» JOB
From the listing below, return each line that includes "modifikacija".
**** DATA LISTING ****
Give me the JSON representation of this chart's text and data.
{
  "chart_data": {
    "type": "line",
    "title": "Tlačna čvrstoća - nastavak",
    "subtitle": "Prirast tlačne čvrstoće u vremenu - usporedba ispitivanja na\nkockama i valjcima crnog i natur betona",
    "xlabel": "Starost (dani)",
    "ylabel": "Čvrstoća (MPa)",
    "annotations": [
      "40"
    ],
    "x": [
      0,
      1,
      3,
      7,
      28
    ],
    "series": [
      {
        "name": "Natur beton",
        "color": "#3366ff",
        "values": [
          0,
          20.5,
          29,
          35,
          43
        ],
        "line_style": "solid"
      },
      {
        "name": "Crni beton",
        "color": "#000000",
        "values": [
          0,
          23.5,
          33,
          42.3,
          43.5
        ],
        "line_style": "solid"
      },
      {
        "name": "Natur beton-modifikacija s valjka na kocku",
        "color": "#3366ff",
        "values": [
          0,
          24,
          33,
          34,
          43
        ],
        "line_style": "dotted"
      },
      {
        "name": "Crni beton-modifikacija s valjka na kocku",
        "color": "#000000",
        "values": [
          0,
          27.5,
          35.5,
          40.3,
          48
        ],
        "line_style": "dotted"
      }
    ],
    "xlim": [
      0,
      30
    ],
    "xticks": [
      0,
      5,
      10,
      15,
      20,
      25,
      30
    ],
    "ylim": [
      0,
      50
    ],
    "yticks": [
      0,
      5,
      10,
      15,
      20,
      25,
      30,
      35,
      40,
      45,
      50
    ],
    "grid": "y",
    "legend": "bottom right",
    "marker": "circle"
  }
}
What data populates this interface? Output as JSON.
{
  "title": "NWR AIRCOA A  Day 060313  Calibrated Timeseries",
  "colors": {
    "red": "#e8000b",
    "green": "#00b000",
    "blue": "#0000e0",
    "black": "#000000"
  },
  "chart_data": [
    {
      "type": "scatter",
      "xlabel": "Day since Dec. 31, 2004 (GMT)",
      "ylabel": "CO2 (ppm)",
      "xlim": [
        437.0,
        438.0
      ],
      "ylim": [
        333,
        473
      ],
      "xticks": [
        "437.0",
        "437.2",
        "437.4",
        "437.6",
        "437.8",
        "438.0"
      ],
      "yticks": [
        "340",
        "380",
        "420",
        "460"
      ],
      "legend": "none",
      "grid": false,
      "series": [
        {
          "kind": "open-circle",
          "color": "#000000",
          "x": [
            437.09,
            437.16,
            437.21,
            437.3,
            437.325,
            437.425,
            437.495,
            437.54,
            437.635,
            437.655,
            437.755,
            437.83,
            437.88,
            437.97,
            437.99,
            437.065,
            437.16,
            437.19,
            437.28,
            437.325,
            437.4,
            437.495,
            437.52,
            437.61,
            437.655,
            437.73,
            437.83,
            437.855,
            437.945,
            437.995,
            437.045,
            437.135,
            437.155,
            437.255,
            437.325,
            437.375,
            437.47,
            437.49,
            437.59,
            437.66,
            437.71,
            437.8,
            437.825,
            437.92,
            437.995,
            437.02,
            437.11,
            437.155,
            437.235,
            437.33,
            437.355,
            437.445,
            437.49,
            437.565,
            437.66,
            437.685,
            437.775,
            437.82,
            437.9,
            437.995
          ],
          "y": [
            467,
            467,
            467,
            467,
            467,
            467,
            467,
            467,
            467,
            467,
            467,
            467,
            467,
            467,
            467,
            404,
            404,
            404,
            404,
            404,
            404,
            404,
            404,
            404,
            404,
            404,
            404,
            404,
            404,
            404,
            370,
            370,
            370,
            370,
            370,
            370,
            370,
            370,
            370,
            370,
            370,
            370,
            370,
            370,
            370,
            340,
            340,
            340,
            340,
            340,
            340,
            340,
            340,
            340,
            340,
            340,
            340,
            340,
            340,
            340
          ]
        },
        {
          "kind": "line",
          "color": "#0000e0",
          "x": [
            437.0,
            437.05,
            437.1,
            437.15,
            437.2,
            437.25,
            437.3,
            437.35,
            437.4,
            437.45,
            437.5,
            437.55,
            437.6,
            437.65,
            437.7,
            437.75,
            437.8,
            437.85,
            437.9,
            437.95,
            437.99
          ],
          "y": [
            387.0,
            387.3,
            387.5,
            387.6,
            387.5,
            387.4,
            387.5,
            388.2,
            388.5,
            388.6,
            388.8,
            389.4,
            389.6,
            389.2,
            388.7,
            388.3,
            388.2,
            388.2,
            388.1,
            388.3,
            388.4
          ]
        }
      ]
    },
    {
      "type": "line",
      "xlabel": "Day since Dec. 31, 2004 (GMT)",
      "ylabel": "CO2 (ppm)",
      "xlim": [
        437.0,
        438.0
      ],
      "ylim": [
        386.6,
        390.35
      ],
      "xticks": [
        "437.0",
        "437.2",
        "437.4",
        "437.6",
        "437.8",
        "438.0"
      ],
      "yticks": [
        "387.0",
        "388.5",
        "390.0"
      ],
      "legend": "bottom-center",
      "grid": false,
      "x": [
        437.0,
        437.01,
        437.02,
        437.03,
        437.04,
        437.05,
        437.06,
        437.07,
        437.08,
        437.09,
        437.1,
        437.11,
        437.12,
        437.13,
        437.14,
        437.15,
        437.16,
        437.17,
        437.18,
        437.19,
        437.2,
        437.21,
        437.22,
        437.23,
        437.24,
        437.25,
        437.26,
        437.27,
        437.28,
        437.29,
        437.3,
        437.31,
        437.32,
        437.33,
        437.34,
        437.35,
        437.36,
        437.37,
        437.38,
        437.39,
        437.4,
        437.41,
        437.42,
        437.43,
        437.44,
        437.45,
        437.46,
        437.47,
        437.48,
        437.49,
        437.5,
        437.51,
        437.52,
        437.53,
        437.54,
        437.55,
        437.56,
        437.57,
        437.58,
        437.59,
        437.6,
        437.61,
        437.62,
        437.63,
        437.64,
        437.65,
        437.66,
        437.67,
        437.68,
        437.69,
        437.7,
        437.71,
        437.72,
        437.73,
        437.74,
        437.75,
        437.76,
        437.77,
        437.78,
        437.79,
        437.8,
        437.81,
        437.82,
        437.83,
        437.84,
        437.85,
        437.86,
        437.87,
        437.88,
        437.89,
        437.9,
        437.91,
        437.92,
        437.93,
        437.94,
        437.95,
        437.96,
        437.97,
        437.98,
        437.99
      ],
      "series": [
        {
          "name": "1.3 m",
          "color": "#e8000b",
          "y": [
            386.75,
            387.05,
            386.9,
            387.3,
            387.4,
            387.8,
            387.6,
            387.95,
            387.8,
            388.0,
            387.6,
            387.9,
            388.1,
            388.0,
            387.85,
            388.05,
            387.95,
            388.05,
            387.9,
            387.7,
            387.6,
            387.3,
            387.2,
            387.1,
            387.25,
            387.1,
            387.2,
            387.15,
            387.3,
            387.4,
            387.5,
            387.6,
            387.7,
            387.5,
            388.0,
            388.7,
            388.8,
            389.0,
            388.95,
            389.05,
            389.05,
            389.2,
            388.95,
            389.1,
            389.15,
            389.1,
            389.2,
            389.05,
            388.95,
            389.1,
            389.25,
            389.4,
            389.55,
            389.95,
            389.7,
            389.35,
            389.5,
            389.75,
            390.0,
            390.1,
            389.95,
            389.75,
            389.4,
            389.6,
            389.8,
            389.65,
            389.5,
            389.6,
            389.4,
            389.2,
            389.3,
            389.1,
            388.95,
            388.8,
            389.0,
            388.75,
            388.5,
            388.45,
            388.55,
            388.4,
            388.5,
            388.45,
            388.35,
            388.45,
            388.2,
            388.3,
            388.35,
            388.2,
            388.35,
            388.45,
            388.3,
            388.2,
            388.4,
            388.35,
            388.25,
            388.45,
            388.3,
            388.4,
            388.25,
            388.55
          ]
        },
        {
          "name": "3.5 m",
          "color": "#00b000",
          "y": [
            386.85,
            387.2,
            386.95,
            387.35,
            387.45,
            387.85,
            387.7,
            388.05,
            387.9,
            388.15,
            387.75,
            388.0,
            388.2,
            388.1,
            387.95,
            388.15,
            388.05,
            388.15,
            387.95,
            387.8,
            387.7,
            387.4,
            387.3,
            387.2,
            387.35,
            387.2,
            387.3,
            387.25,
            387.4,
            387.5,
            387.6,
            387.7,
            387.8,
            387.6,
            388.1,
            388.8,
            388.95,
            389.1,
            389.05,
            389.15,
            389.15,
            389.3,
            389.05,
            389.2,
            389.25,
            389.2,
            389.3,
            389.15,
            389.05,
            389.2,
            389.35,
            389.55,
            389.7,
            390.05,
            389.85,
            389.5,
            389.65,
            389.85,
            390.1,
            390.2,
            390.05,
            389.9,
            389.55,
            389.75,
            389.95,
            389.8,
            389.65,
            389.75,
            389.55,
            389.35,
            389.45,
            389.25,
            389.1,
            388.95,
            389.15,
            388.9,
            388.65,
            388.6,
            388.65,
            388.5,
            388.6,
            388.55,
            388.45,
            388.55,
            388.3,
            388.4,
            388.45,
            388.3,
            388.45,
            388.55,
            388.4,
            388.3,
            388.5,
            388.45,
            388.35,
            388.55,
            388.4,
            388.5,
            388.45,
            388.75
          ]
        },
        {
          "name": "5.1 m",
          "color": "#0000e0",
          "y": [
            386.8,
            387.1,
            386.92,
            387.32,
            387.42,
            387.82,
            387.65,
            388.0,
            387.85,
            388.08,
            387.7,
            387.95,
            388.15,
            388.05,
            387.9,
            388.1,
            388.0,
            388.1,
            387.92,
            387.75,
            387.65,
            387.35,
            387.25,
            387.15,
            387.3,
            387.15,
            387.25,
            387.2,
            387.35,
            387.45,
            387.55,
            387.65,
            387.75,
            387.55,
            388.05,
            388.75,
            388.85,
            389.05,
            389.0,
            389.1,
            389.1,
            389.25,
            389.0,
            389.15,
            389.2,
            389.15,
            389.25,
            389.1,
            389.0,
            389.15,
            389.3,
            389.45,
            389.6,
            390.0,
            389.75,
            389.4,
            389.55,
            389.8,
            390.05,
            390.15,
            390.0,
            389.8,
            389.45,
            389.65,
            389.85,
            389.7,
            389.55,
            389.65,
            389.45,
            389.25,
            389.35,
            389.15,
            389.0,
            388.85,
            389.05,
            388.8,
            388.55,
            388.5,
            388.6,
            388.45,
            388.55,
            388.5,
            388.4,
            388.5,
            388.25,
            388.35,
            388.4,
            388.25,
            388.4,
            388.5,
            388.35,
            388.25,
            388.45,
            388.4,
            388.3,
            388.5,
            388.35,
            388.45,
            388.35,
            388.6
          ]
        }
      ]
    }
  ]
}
****
» FULL SOLUTION
        "name": "Natur beton-modifikacija s valjka na kocku",
        "name": "Crni beton-modifikacija s valjka na kocku",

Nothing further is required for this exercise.